作業内容 ::
ポンチュキを紹介する文章のうち、「ローズジャム 発酵させた生地」を含む語句で始まり「ポーランドでお試しください!」で終わる部分を、「ローズジャム」を「バラのジャム」に置き換えて書き直してください。

出典抜粋 ::
::::::::::

ポンチュキ 冒頭でも紹介したように、ポンチュキとは「穴の空いていないドーナツ」です。

日本でも似たようなドーナツがよく売られていると思いますが、ポーランドのポンチュキと比較してみると、そのふわっとした食感や味のバリエーションは異なるもの。

ローズジャム 発酵させた生地にちょこっとローズジャムをのせて包み、油でこんがりと揚げ、最後に粉砂糖をまぶした甘いあま〜いスイーツ。

最近は中にチョコやカスタードクリームが入ったものも見られますが、伝統的には甘酸っぱいローズジャムと合わせます

あるいは、杏子の風味がきいたマーマレード
marmoladaマルモラダ)で代用されることも。

1個あたり70グラム前後と軽く、約300キロカロリーでも案外パクパクッといけちゃうので食べ過ぎには注意したいですね。

ポンチュキみたいな娘 ちなみに、ムチムチふっくらな私の娘は家族から愛を込めて「ポンチェック(ポンチュキの単数形)」と呼ばれています。笑

と、少し話がズレましたが、もし甘いものが苦手でなければ「魅惑の甘いポンチュキ」をぜひぜひポーランドでお試しください!

あやか
夫曰く、「娘は “ポンチュキみたいにふっくらして丸いからポンチェック” じゃなくて “ポンチュキみたいにスイートだからポンチェック”」らしいです。笑
ポンチュキ

 

かつてポンチュキは惣菜パンだった

ベーコン ポンチュキ、いわゆるドーナツの原型は古代ローマ時代にまでさかのぼります。

::::::::::

データ ::

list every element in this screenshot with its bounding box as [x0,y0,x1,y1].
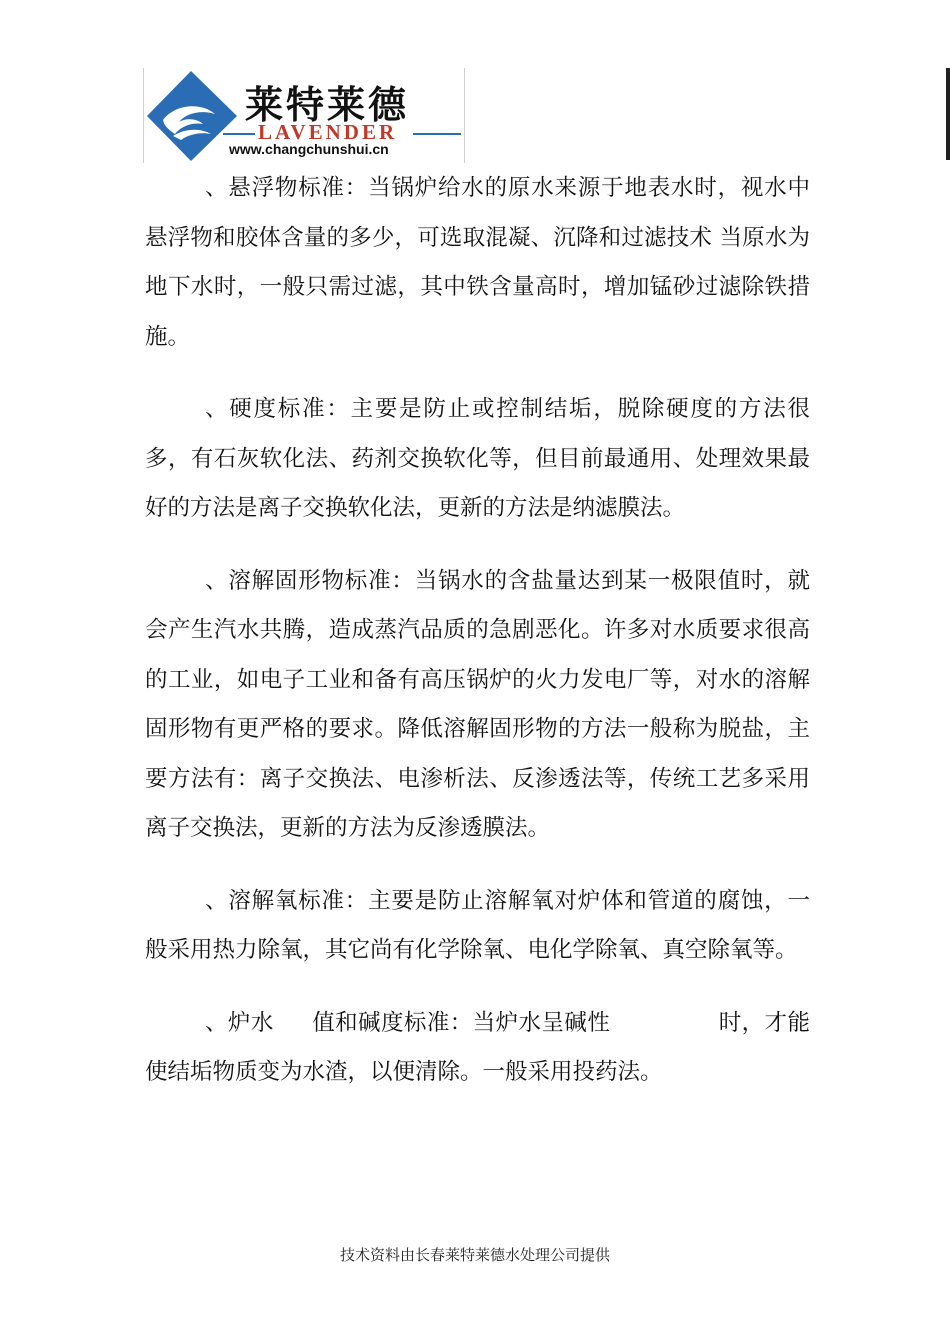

::::::::::

完全な解答 ::
バラのジャム 発酵させた生地にちょこっとバラのジャムをのせて包み、油でこんがりと揚げ、最後に粉砂糖をまぶした甘いあま〜いスイーツ。

最近は中にチョコやカスタードクリームが入ったものも見られますが、伝統的には甘酸っぱいバラのジャムと合わせます

あるいは、杏子の風味がきいたマーマレード
marmoladaマルモラダ)で代用されることも。

1個あたり70グラム前後と軽く、約300キロカロリーでも案外パクパクッといけちゃうので食べ過ぎには注意したいですね。

ポンチュキみたいな娘 ちなみに、ムチムチふっくらな私の娘は家族から愛を込めて「ポンチェック(ポンチュキの単数形)」と呼ばれています。笑

と、少し話がズレましたが、もし甘いものが苦手でなければ「魅惑の甘いポンチュキ」をぜひぜひポーランドでお試しください!